What is required → Which lines hold the word "Opasnost"? Copy each of them.

Extracted material →
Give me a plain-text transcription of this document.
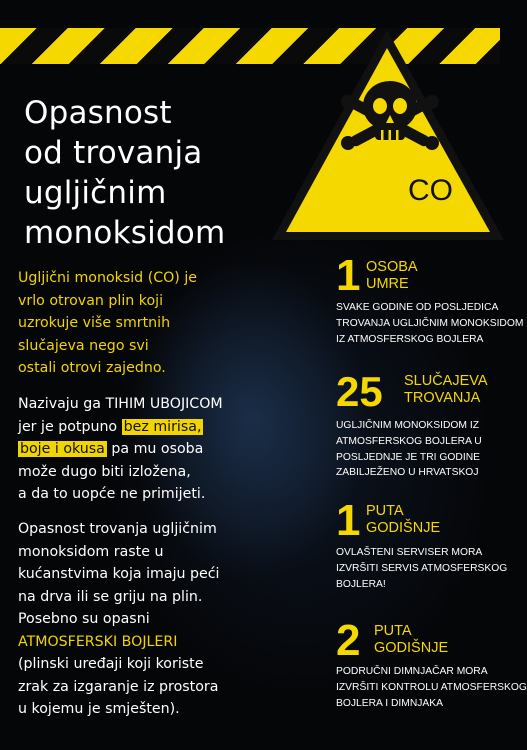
CO
Opasnost
od trovanja
ugljičnim
monoksidom
Ugljični monoksid (CO) je
vrlo otrovan plin koji
uzrokuje više smrtnih
slučajeva nego svi
ostali otrovi zajedno.
Nazivaju ga TIHIM UBOJICOM
jer je potpuno bez mirisa,
boje i okusa pa mu osoba
može dugo biti izložena,
a da to uopće ne primijeti.
Opasnost trovanja ugljičnim
monoksidom raste u
kućanstvima koja imaju peći
na drva ili se griju na plin.
Posebno su opasni
ATMOSFERSKI BOJLERI
(plinski uređaji koji koriste
zrak za izgaranje iz prostora
u kojemu je smješten).
1 OSOBA
UMRE
SVAKE GODINE OD POSLJEDICA
TROVANJA UGLJIČNIM MONOKSIDOM
IZ ATMOSFERSKOG BOJLERA
25 SLUČAJEVA
TROVANJA
UGLJIČNIM MONOKSIDOM IZ
ATMOSFERSKOG BOJLERA U
POSLJEDNJE JE TRI GODINE
ZABILJEŽENO U HRVATSKOJ
1 PUTA
GODIŠNJE
OVLAŠTENI SERVISER MORA
IZVRŠITI SERVIS ATMOSFERSKOG
BOJLERA!
2 PUTA
GODIŠNJE
PODRUČNI DIMNJAČAR MORA
IZVRŠITI KONTROLU ATMOSFERSKOG
BOJLERA I DIMNJAKA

Task answer →
Opasnost
Opasnost trovanja ugljičnim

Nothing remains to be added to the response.